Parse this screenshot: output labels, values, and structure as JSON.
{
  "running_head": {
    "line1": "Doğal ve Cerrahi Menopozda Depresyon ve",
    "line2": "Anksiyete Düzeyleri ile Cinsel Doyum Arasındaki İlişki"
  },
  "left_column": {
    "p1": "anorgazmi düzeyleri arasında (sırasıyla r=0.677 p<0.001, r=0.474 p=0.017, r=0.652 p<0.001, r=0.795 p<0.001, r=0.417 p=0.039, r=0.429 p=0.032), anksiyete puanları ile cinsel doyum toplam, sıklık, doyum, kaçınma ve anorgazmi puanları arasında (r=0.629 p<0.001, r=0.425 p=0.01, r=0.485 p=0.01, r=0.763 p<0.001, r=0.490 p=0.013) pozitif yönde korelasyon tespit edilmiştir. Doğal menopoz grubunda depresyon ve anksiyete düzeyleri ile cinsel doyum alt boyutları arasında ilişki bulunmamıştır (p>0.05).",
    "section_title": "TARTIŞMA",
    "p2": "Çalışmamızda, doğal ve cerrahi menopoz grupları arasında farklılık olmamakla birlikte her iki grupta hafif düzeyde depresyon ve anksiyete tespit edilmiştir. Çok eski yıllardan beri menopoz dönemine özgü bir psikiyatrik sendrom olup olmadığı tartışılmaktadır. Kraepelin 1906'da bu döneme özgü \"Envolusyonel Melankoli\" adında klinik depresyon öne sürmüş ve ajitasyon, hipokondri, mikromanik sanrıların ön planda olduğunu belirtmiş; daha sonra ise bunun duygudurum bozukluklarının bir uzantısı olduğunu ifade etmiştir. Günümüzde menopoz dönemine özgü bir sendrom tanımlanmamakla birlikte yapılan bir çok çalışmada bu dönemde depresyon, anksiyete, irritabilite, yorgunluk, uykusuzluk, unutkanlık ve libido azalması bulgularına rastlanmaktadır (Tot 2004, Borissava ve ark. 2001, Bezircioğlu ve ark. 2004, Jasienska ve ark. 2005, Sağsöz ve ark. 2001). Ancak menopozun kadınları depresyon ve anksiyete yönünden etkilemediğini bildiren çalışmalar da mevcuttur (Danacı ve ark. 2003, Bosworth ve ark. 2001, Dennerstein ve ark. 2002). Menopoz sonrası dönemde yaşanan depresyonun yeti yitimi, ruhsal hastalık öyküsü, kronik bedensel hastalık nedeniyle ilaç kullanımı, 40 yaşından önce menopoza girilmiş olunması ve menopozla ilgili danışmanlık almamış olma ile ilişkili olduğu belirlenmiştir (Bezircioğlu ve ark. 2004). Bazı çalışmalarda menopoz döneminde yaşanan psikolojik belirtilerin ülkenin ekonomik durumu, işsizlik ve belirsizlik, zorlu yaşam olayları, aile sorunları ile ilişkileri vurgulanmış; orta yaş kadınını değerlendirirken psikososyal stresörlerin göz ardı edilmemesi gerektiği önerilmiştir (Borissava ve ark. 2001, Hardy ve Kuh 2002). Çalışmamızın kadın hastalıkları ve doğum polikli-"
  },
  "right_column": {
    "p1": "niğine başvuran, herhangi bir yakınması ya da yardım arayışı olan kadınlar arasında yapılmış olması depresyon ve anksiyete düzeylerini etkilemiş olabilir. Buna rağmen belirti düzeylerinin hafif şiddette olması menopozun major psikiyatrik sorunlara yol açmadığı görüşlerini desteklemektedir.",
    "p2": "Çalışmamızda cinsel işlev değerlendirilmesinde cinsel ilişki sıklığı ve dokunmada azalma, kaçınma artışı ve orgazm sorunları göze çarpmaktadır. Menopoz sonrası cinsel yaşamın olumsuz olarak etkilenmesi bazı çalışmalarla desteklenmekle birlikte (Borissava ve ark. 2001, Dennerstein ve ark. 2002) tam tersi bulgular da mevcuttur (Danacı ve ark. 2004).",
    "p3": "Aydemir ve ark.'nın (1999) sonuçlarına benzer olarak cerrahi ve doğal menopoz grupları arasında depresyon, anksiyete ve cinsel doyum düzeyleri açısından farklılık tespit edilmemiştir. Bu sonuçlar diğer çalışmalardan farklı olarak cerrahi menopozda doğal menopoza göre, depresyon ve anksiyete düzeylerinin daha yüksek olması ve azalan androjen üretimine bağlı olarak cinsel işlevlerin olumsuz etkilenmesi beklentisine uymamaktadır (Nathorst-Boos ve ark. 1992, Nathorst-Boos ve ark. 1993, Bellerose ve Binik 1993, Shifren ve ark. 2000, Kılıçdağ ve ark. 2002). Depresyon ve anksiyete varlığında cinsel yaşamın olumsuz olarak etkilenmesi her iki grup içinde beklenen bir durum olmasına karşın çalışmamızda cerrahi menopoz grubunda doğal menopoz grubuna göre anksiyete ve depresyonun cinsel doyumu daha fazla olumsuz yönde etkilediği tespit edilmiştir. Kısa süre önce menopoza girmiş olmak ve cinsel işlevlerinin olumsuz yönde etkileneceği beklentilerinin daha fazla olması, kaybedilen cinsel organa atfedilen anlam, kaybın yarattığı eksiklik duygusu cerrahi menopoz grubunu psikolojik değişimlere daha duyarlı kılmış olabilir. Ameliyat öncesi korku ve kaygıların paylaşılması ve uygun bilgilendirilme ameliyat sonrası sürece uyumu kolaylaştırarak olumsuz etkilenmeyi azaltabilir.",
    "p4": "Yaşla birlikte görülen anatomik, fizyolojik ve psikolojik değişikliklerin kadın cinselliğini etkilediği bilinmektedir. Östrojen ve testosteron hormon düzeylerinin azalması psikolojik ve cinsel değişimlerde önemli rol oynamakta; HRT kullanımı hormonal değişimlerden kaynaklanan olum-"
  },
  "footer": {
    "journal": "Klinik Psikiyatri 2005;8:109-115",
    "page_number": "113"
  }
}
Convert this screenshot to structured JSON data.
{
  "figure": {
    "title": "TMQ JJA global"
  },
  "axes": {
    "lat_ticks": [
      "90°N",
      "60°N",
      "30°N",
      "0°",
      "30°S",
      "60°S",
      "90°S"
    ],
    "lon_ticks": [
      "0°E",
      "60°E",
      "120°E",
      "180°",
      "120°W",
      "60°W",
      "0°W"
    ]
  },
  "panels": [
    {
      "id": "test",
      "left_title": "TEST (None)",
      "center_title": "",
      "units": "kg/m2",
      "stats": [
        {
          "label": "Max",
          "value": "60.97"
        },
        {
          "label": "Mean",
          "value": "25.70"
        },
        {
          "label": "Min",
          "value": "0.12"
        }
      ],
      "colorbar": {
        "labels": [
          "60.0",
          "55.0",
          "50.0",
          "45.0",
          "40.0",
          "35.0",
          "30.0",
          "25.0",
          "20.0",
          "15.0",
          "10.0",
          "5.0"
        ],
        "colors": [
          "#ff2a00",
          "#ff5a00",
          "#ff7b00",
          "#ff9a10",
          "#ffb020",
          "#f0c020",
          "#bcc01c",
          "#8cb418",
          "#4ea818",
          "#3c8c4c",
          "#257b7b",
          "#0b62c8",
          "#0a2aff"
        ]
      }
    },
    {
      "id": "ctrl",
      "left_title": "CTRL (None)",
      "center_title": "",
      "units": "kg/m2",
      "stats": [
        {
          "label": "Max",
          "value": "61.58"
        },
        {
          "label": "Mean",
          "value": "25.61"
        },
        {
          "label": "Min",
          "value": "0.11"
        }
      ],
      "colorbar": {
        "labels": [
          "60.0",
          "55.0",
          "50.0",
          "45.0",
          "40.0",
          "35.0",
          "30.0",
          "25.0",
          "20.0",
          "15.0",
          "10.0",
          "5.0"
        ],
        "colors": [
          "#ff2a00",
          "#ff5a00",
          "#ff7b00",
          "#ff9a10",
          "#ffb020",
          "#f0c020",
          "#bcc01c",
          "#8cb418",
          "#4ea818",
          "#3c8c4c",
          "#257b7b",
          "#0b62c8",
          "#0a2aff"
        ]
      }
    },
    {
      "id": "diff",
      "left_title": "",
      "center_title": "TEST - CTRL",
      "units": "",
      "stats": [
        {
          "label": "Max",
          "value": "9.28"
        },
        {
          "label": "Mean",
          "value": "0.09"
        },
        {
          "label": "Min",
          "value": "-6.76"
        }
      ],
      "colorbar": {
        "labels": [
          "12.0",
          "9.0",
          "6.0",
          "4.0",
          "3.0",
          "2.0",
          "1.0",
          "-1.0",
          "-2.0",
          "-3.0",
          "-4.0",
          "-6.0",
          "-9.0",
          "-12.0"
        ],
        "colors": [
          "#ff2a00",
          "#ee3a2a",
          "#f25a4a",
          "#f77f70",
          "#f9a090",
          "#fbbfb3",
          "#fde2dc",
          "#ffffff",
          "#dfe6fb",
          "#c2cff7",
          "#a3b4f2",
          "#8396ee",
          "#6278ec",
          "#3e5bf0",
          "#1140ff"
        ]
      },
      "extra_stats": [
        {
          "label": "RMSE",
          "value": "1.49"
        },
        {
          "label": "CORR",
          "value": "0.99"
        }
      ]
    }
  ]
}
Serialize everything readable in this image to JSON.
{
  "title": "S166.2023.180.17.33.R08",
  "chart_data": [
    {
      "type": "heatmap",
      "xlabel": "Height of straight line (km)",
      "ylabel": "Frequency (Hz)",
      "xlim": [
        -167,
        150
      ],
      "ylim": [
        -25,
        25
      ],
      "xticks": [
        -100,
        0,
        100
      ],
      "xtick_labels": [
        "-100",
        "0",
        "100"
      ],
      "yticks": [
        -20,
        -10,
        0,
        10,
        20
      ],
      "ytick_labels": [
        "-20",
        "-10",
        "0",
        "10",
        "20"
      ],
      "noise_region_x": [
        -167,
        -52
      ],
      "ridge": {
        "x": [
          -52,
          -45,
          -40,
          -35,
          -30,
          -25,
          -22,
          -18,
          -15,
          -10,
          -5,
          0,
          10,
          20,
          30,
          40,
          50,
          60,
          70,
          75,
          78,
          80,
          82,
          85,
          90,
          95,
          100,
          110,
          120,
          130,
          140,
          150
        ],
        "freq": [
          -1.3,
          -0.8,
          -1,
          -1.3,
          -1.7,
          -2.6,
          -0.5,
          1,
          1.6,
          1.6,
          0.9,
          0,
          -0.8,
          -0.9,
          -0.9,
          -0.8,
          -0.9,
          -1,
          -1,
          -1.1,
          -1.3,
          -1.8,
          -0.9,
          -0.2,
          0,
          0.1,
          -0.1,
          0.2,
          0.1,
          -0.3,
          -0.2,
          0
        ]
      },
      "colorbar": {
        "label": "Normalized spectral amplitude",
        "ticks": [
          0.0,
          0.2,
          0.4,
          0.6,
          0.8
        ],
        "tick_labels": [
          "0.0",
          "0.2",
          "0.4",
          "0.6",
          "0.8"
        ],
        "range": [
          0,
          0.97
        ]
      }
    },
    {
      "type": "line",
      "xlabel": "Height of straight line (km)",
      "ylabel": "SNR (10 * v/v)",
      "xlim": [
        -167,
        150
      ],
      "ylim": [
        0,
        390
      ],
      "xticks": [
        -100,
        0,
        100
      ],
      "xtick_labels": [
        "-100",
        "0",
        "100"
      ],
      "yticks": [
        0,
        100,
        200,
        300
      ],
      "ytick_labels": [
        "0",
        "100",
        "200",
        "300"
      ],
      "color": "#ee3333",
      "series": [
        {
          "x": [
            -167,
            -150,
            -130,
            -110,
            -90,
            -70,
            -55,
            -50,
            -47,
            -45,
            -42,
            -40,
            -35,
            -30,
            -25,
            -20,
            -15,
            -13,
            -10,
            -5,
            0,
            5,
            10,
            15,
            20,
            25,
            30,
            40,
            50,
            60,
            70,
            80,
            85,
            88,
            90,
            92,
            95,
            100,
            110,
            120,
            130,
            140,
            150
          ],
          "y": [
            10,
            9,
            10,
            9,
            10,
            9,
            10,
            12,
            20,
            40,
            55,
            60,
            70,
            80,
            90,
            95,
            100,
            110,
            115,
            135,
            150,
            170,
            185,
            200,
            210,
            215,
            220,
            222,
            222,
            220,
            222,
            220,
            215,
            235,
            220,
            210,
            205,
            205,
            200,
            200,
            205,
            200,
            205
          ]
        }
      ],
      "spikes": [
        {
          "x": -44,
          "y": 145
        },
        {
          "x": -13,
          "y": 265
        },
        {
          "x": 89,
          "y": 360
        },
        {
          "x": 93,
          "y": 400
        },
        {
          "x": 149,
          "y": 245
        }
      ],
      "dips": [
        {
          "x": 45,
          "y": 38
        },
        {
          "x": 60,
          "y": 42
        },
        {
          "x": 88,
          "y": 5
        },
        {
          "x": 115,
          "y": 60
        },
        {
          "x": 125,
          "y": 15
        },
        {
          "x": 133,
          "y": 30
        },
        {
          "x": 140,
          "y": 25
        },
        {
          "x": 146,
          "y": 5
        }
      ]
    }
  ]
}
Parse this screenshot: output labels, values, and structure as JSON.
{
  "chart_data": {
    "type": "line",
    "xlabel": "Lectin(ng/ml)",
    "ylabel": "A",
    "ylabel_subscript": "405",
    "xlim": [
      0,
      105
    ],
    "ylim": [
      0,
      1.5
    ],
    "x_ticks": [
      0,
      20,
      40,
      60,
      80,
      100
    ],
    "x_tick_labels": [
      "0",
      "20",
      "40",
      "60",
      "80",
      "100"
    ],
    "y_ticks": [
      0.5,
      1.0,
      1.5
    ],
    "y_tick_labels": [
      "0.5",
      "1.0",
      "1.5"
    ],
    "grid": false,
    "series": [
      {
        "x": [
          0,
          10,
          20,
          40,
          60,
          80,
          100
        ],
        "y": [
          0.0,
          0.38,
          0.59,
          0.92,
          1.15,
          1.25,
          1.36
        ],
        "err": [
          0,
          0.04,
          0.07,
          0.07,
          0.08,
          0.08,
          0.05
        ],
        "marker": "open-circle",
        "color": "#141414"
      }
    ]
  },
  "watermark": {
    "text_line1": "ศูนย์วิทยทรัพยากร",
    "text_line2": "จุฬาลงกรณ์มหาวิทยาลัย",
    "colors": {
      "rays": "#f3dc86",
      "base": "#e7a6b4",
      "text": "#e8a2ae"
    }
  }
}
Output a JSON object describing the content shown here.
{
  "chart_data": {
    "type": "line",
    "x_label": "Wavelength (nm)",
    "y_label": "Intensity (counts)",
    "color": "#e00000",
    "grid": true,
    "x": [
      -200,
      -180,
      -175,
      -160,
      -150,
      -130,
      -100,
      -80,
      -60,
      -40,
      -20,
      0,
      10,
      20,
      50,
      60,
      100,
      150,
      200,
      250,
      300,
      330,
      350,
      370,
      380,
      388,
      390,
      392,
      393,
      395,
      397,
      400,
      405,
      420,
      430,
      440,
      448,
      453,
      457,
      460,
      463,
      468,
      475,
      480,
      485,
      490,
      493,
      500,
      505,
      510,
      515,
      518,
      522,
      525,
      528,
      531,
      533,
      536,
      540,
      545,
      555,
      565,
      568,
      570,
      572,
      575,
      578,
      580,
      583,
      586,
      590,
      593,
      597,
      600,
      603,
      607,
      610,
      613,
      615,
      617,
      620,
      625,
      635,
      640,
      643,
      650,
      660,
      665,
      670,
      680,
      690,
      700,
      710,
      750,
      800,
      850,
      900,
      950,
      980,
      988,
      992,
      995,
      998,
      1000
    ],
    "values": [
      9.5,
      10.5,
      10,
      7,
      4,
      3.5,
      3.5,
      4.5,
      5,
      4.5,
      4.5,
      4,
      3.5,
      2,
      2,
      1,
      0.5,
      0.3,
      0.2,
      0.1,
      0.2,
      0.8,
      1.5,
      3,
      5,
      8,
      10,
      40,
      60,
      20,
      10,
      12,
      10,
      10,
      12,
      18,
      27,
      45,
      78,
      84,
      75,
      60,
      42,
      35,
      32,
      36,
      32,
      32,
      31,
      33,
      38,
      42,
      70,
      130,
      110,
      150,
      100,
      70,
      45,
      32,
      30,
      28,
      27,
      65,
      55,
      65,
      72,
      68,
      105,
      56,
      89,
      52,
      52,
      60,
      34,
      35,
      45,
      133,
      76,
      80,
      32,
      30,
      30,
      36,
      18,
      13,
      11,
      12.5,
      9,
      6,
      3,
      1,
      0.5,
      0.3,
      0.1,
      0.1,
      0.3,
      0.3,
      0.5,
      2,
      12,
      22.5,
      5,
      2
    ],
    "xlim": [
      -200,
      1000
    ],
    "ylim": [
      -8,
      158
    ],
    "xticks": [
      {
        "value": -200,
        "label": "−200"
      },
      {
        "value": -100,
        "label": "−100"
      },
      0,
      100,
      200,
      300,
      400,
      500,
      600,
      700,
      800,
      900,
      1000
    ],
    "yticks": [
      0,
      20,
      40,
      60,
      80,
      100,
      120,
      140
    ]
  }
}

────

→ Required task: Gather every line from the entries above where the word "this" appears, and copy them.

→ Reply:
Parse this screenshot: output labels, values, and structure as JSON.
Convert this screenshot to structured JSON data.
Serialize everything readable in this image to JSON.
Parse this screenshot: output labels, values, and structure as JSON.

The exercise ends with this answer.